Given task =>
Write out the full set of records below exactly.
————
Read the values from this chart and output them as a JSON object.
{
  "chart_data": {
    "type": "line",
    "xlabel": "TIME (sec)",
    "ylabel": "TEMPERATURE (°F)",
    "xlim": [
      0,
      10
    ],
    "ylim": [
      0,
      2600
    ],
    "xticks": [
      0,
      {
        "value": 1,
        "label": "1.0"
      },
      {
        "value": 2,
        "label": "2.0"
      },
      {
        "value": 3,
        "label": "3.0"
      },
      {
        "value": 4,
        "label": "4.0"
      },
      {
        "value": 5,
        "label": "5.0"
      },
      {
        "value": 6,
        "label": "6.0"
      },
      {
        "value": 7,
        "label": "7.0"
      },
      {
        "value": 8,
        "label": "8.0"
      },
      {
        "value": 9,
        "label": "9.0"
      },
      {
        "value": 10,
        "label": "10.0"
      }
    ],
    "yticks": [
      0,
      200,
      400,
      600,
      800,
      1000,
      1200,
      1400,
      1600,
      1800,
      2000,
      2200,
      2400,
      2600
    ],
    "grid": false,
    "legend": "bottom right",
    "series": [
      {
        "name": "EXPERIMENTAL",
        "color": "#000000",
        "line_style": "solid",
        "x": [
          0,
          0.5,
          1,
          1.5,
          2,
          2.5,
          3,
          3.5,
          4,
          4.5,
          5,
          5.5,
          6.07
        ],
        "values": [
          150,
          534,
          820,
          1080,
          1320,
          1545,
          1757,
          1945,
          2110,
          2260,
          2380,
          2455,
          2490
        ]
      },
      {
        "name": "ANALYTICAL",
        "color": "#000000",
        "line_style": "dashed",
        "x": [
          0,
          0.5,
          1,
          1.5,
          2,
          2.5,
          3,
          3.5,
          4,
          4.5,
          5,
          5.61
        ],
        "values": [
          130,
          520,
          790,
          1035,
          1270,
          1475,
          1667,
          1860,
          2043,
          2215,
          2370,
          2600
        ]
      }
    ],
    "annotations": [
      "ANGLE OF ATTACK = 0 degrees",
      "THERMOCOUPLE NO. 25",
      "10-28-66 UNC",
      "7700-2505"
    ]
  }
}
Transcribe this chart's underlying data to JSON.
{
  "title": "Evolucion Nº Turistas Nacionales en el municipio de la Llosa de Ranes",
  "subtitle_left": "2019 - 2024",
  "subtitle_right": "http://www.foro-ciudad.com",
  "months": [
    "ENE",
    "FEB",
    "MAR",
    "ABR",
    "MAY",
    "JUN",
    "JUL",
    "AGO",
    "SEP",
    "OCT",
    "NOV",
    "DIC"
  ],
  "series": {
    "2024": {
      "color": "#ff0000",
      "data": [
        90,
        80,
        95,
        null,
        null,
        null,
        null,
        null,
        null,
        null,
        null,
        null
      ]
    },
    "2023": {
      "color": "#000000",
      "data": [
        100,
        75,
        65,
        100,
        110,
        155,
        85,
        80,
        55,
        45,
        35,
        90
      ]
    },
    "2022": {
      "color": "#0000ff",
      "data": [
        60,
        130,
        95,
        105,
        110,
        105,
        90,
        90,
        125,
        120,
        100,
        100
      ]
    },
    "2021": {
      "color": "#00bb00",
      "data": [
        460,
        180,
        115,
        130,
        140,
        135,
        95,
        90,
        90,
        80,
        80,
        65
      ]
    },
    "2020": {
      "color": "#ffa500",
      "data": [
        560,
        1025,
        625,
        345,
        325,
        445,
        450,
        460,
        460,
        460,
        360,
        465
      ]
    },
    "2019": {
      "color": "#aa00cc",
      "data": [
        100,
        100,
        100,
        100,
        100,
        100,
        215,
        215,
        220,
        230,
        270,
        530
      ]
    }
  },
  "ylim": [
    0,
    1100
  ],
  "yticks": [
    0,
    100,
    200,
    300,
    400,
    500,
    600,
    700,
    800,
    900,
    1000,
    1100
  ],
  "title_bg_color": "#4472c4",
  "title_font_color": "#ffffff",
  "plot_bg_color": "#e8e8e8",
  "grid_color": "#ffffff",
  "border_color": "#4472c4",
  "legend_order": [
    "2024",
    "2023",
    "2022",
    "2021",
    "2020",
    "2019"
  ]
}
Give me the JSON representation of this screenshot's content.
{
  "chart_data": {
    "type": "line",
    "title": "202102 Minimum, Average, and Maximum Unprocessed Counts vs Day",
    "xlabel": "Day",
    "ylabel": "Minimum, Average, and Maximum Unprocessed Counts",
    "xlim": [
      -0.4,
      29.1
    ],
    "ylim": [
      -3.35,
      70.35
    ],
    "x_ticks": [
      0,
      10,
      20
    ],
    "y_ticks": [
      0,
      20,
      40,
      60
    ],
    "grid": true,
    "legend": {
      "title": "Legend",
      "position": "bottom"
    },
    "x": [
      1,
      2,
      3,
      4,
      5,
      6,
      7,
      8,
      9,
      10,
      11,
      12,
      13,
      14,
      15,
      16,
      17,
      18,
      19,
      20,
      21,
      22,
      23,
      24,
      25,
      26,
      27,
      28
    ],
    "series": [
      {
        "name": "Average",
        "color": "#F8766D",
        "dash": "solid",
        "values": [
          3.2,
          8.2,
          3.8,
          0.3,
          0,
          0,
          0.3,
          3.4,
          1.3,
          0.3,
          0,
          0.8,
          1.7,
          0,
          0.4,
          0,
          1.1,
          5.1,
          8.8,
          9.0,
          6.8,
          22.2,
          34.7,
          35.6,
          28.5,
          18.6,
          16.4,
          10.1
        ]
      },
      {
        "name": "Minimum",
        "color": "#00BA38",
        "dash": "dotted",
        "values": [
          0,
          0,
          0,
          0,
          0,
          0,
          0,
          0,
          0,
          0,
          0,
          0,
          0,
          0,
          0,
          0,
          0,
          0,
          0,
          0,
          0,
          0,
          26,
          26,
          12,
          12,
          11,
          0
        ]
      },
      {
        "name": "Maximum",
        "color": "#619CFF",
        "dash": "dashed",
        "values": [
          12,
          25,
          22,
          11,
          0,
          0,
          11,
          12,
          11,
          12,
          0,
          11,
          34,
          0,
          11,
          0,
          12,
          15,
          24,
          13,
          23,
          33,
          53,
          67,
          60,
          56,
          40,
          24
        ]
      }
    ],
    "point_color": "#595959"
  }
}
————
The answer =>
Read the values from this chart and output them as a JSON object.
{
  "chart_data": {
    "type": "line",
    "xlabel": "TIME (sec)",
    "ylabel": "TEMPERATURE (°F)",
    "xlim": [
      0,
      10
    ],
    "ylim": [
      0,
      2600
    ],
    "xticks": [
      0,
      {
        "value": 1,
        "label": "1.0"
      },
      {
        "value": 2,
        "label": "2.0"
      },
      {
        "value": 3,
        "label": "3.0"
      },
      {
        "value": 4,
        "label": "4.0"
      },
      {
        "value": 5,
        "label": "5.0"
      },
      {
        "value": 6,
        "label": "6.0"
      },
      {
        "value": 7,
        "label": "7.0"
      },
      {
        "value": 8,
        "label": "8.0"
      },
      {
        "value": 9,
        "label": "9.0"
      },
      {
        "value": 10,
        "label": "10.0"
      }
    ],
    "yticks": [
      0,
      200,
      400,
      600,
      800,
      1000,
      1200,
      1400,
      1600,
      1800,
      2000,
      2200,
      2400,
      2600
    ],
    "grid": false,
    "legend": "bottom right",
    "series": [
      {
        "name": "EXPERIMENTAL",
        "color": "#000000",
        "line_style": "solid",
        "x": [
          0,
          0.5,
          1,
          1.5,
          2,
          2.5,
          3,
          3.5,
          4,
          4.5,
          5,
          5.5,
          6.07
        ],
        "values": [
          150,
          534,
          820,
          1080,
          1320,
          1545,
          1757,
          1945,
          2110,
          2260,
          2380,
          2455,
          2490
        ]
      },
      {
        "name": "ANALYTICAL",
        "color": "#000000",
        "line_style": "dashed",
        "x": [
          0,
          0.5,
          1,
          1.5,
          2,
          2.5,
          3,
          3.5,
          4,
          4.5,
          5,
          5.61
        ],
        "values": [
          130,
          520,
          790,
          1035,
          1270,
          1475,
          1667,
          1860,
          2043,
          2215,
          2370,
          2600
        ]
      }
    ],
    "annotations": [
      "ANGLE OF ATTACK = 0 degrees",
      "THERMOCOUPLE NO. 25",
      "10-28-66 UNC",
      "7700-2505"
    ]
  }
}
Transcribe this chart's underlying data to JSON.
{
  "title": "Evolucion Nº Turistas Nacionales en el municipio de la Llosa de Ranes",
  "subtitle_left": "2019 - 2024",
  "subtitle_right": "http://www.foro-ciudad.com",
  "months": [
    "ENE",
    "FEB",
    "MAR",
    "ABR",
    "MAY",
    "JUN",
    "JUL",
    "AGO",
    "SEP",
    "OCT",
    "NOV",
    "DIC"
  ],
  "series": {
    "2024": {
      "color": "#ff0000",
      "data": [
        90,
        80,
        95,
        null,
        null,
        null,
        null,
        null,
        null,
        null,
        null,
        null
      ]
    },
    "2023": {
      "color": "#000000",
      "data": [
        100,
        75,
        65,
        100,
        110,
        155,
        85,
        80,
        55,
        45,
        35,
        90
      ]
    },
    "2022": {
      "color": "#0000ff",
      "data": [
        60,
        130,
        95,
        105,
        110,
        105,
        90,
        90,
        125,
        120,
        100,
        100
      ]
    },
    "2021": {
      "color": "#00bb00",
      "data": [
        460,
        180,
        115,
        130,
        140,
        135,
        95,
        90,
        90,
        80,
        80,
        65
      ]
    },
    "2020": {
      "color": "#ffa500",
      "data": [
        560,
        1025,
        625,
        345,
        325,
        445,
        450,
        460,
        460,
        460,
        360,
        465
      ]
    },
    "2019": {
      "color": "#aa00cc",
      "data": [
        100,
        100,
        100,
        100,
        100,
        100,
        215,
        215,
        220,
        230,
        270,
        530
      ]
    }
  },
  "ylim": [
    0,
    1100
  ],
  "yticks": [
    0,
    100,
    200,
    300,
    400,
    500,
    600,
    700,
    800,
    900,
    1000,
    1100
  ],
  "title_bg_color": "#4472c4",
  "title_font_color": "#ffffff",
  "plot_bg_color": "#e8e8e8",
  "grid_color": "#ffffff",
  "border_color": "#4472c4",
  "legend_order": [
    "2024",
    "2023",
    "2022",
    "2021",
    "2020",
    "2019"
  ]
}
Give me the JSON representation of this screenshot's content.
{
  "chart_data": {
    "type": "line",
    "title": "202102 Minimum, Average, and Maximum Unprocessed Counts vs Day",
    "xlabel": "Day",
    "ylabel": "Minimum, Average, and Maximum Unprocessed Counts",
    "xlim": [
      -0.4,
      29.1
    ],
    "ylim": [
      -3.35,
      70.35
    ],
    "x_ticks": [
      0,
      10,
      20
    ],
    "y_ticks": [
      0,
      20,
      40,
      60
    ],
    "grid": true,
    "legend": {
      "title": "Legend",
      "position": "bottom"
    },
    "x": [
      1,
      2,
      3,
      4,
      5,
      6,
      7,
      8,
      9,
      10,
      11,
      12,
      13,
      14,
      15,
      16,
      17,
      18,
      19,
      20,
      21,
      22,
      23,
      24,
      25,
      26,
      27,
      28
    ],
    "series": [
      {
        "name": "Average",
        "color": "#F8766D",
        "dash": "solid",
        "values": [
          3.2,
          8.2,
          3.8,
          0.3,
          0,
          0,
          0.3,
          3.4,
          1.3,
          0.3,
          0,
          0.8,
          1.7,
          0,
          0.4,
          0,
          1.1,
          5.1,
          8.8,
          9.0,
          6.8,
          22.2,
          34.7,
          35.6,
          28.5,
          18.6,
          16.4,
          10.1
        ]
      },
      {
        "name": "Minimum",
        "color": "#00BA38",
        "dash": "dotted",
        "values": [
          0,
          0,
          0,
          0,
          0,
          0,
          0,
          0,
          0,
          0,
          0,
          0,
          0,
          0,
          0,
          0,
          0,
          0,
          0,
          0,
          0,
          0,
          26,
          26,
          12,
          12,
          11,
          0
        ]
      },
      {
        "name": "Maximum",
        "color": "#619CFF",
        "dash": "dashed",
        "values": [
          12,
          25,
          22,
          11,
          0,
          0,
          11,
          12,
          11,
          12,
          0,
          11,
          34,
          0,
          11,
          0,
          12,
          15,
          24,
          13,
          23,
          33,
          53,
          67,
          60,
          56,
          40,
          24
        ]
      }
    ],
    "point_color": "#595959"
  }
}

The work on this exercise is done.